> What you need to do
Count the lines below that contain the word "relative", and reply with that number alone.

> Material provided
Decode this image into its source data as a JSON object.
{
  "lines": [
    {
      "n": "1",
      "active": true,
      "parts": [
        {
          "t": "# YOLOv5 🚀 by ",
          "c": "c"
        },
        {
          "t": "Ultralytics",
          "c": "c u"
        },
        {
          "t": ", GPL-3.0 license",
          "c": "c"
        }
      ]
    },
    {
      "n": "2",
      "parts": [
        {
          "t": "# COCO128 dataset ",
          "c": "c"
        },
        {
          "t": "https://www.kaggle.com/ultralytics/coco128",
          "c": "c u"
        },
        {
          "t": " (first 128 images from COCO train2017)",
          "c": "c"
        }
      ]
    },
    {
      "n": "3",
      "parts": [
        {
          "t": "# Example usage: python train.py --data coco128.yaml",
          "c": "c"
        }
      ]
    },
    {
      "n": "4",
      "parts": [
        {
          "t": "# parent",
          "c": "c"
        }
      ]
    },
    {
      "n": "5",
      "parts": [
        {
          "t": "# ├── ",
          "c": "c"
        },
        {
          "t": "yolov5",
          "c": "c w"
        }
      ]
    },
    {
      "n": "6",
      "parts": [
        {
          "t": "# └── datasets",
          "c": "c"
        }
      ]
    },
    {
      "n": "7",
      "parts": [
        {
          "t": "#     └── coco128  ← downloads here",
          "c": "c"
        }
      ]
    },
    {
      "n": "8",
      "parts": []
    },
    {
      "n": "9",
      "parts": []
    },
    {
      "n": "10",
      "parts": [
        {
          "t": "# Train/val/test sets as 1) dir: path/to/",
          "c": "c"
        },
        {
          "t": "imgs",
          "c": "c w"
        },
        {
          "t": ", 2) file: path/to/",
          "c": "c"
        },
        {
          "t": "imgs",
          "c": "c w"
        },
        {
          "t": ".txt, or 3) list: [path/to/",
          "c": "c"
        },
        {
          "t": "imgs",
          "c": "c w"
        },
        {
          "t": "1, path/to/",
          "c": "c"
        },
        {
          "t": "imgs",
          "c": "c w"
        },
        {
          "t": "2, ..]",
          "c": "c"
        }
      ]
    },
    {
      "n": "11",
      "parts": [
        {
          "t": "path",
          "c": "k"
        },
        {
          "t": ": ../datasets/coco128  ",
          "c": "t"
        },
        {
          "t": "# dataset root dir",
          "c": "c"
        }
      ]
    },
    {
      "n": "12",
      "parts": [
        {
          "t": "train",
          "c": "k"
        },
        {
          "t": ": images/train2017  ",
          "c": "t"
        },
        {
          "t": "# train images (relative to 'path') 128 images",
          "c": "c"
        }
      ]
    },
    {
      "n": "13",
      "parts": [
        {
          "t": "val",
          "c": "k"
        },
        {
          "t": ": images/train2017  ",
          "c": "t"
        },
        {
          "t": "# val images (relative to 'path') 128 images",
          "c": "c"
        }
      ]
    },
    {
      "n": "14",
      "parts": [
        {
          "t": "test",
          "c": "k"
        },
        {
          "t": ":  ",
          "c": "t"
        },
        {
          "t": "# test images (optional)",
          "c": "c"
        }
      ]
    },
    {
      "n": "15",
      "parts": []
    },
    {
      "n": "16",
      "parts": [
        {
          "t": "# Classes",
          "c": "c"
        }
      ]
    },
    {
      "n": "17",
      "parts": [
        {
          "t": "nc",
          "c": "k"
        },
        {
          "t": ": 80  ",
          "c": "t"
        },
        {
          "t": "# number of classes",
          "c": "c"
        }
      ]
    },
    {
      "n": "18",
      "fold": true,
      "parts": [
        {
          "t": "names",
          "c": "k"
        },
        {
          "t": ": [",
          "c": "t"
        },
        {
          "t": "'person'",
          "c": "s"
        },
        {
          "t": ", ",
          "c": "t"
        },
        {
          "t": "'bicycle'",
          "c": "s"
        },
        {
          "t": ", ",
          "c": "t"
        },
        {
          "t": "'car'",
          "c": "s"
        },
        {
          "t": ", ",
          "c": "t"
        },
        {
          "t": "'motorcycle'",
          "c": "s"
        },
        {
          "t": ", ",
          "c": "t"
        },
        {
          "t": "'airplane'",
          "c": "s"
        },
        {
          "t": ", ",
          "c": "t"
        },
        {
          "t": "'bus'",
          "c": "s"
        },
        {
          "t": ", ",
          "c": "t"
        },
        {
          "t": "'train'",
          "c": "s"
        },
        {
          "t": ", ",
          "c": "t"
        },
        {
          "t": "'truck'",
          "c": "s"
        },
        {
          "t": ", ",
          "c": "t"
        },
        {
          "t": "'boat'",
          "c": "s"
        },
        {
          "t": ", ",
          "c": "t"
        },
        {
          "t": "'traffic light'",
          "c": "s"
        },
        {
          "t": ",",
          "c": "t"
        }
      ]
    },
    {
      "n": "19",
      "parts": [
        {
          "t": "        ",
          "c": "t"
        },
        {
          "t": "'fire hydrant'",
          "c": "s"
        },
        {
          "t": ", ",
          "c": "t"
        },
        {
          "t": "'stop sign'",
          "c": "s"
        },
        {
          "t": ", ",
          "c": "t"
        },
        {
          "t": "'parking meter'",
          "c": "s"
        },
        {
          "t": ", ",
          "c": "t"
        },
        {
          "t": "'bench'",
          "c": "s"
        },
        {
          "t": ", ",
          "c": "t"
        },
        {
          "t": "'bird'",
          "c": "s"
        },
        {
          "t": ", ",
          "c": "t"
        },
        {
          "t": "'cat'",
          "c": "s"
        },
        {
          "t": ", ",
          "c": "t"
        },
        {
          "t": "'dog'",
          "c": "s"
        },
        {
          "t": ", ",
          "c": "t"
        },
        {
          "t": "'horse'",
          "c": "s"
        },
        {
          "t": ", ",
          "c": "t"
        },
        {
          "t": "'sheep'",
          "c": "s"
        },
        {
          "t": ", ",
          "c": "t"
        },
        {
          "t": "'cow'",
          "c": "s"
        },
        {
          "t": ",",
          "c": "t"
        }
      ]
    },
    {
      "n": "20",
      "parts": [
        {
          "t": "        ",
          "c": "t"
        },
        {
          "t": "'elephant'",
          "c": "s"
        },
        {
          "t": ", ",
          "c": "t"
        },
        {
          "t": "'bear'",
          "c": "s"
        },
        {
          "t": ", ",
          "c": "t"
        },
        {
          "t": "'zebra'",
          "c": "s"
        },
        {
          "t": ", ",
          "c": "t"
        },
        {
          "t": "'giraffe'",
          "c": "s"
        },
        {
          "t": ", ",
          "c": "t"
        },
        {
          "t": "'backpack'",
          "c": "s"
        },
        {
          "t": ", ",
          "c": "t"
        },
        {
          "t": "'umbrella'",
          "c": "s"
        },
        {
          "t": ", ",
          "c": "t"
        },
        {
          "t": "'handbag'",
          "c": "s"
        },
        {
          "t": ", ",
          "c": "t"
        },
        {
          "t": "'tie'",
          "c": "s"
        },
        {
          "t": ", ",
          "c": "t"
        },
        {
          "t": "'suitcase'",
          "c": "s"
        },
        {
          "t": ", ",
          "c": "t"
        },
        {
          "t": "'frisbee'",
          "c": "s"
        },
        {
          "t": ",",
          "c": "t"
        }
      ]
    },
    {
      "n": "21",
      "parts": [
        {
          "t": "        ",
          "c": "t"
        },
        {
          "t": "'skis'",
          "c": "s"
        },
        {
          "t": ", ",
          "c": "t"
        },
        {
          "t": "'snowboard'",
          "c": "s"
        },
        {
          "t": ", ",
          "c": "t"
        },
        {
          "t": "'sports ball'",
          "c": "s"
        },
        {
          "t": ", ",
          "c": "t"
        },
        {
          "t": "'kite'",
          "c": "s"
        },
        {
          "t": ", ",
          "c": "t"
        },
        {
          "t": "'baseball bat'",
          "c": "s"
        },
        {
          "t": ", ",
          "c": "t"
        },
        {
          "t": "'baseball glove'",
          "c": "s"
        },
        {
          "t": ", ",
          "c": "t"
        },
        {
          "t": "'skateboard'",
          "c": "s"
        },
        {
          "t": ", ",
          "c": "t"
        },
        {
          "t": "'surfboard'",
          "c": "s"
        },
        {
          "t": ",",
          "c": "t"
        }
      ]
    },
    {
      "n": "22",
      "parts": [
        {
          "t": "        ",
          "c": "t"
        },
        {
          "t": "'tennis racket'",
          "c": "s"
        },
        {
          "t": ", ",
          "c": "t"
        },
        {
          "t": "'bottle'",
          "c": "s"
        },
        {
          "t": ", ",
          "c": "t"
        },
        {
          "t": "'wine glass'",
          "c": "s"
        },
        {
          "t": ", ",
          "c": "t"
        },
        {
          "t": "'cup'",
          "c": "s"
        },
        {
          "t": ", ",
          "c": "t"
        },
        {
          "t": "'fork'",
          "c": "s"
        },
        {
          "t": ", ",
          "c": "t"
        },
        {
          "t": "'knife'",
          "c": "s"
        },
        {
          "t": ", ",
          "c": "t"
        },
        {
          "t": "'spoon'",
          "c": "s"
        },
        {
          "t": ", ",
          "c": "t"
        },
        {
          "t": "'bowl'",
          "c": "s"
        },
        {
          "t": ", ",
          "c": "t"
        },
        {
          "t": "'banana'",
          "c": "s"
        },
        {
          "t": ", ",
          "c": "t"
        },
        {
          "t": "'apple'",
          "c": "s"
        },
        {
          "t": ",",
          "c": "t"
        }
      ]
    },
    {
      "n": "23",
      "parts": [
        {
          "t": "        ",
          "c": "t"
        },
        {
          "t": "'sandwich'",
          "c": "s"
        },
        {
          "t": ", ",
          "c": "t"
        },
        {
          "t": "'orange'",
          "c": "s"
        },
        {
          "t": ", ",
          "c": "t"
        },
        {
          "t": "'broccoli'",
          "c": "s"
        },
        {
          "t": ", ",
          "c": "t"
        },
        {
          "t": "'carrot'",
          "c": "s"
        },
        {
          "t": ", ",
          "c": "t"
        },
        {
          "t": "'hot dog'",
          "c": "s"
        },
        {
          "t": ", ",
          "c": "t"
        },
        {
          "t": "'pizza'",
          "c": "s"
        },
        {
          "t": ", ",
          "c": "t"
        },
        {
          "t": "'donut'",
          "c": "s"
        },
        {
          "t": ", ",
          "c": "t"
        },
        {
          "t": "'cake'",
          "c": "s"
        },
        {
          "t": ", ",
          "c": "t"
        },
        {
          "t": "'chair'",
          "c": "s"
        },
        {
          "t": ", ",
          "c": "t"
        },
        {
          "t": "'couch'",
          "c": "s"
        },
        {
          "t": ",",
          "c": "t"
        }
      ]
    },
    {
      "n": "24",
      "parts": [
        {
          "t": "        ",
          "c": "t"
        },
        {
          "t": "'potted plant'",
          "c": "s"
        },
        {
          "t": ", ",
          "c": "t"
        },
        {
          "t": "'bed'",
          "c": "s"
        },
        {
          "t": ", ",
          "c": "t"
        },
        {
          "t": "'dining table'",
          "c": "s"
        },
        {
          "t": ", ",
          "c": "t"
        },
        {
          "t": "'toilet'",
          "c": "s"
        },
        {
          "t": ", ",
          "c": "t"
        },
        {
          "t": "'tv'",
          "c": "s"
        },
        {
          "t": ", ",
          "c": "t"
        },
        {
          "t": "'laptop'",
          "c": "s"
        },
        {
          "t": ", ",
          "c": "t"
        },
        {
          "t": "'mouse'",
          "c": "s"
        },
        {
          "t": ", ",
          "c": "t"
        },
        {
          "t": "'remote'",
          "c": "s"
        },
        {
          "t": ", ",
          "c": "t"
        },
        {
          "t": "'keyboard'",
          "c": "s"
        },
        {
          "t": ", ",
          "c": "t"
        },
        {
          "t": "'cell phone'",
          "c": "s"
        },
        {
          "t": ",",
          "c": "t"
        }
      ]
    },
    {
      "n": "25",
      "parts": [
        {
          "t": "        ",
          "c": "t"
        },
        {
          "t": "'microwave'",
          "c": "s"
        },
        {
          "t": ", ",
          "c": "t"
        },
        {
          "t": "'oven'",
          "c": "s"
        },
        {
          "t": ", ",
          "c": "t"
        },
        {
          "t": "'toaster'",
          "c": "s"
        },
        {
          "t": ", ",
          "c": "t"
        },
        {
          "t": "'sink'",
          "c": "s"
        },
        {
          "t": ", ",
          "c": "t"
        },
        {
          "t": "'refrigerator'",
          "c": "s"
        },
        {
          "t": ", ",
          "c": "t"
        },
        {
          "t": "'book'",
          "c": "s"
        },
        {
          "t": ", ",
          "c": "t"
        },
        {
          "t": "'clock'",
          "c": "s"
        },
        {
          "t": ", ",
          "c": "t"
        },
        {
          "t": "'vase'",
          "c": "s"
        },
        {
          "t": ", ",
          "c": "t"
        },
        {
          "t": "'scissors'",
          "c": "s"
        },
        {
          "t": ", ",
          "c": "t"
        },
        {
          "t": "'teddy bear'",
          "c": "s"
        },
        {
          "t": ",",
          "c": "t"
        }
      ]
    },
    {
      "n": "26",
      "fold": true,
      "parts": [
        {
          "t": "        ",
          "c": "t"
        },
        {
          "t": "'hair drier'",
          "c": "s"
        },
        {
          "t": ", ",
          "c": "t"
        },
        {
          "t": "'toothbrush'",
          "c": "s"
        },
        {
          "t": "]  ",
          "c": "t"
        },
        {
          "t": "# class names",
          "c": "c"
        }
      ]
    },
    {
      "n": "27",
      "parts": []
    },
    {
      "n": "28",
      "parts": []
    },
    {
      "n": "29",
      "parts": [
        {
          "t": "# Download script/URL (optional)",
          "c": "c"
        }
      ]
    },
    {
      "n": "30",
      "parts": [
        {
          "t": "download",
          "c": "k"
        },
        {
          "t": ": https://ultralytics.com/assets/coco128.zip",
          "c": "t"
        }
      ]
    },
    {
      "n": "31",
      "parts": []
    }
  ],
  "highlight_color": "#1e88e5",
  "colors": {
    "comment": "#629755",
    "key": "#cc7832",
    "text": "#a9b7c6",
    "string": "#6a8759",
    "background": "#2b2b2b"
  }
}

> Answer for this exercise
2